* start THE DATA *

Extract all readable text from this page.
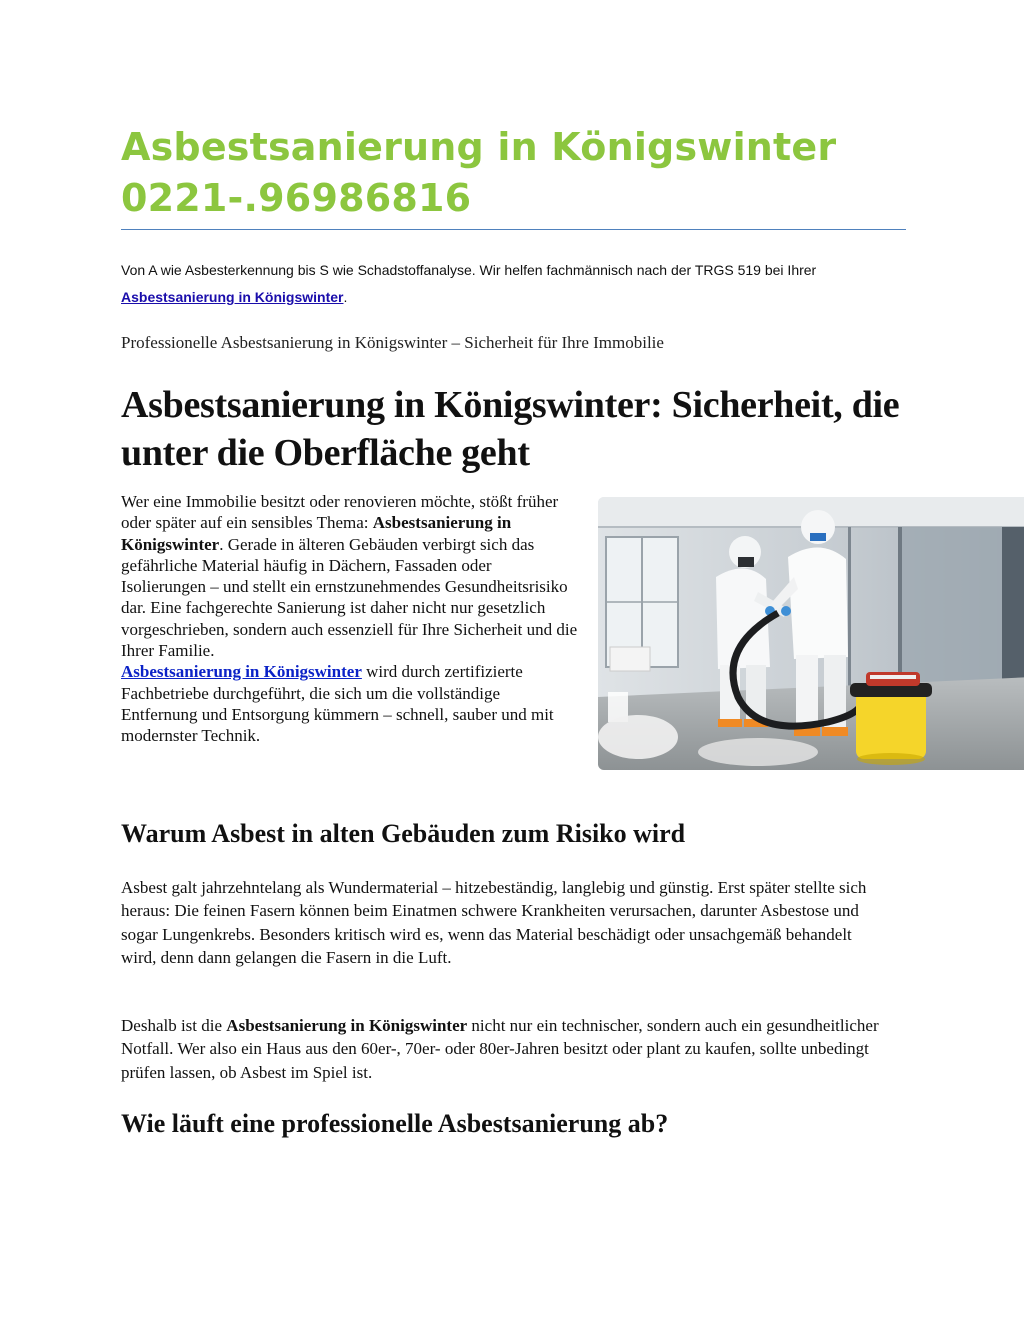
Asbestsanierung in Königswinter 0221-.96986816

Von A wie Asbesterkennung bis S wie Schadstoffanalyse. Wir helfen fachmännisch nach der TRGS 519 bei Ihrer Asbestsanierung in Königswinter.

Professionelle Asbestsanierung in Königswinter – Sicherheit für Ihre Immobilie

Asbestsanierung in Königswinter: Sicherheit, die unter die Oberfläche geht

Wer eine Immobilie besitzt oder renovieren möchte, stößt früher oder später auf ein sensibles Thema: Asbestsanierung in Königswinter. Gerade in älteren Gebäuden verbirgt sich das gefährliche Material häufig in Dächern, Fassaden oder Isolierungen – und stellt ein ernstzunehmendes Gesundheitsrisiko dar. Eine fachgerechte Sanierung ist daher nicht nur gesetzlich vorgeschrieben, sondern auch essenziell für Ihre Sicherheit und die Ihrer Familie.
Asbestsanierung in Königswinter wird durch zertifizierte Fachbetriebe durchgeführt, die sich um die vollständige Entfernung und Entsorgung kümmern – schnell, sauber und mit modernster Technik.

Warum Asbest in alten Gebäuden zum Risiko wird

Asbest galt jahrzehntelang als Wundermaterial – hitzebeständig, langlebig und günstig. Erst später stellte sich heraus: Die feinen Fasern können beim Einatmen schwere Krankheiten verursachen, darunter Asbestose und sogar Lungenkrebs. Besonders kritisch wird es, wenn das Material beschädigt oder unsachgemäß behandelt wird, denn dann gelangen die Fasern in die Luft.

Deshalb ist die Asbestsanierung in Königswinter nicht nur ein technischer, sondern auch ein gesundheitlicher Notfall. Wer also ein Haus aus den 60er-, 70er- oder 80er-Jahren besitzt oder plant zu kaufen, sollte unbedingt prüfen lassen, ob Asbest im Spiel ist.

Wie läuft eine professionelle Asbestsanierung ab?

* end THE DATA *

Only the number is wanted: how many lines in the entries above contain the string "Ihrer"?

2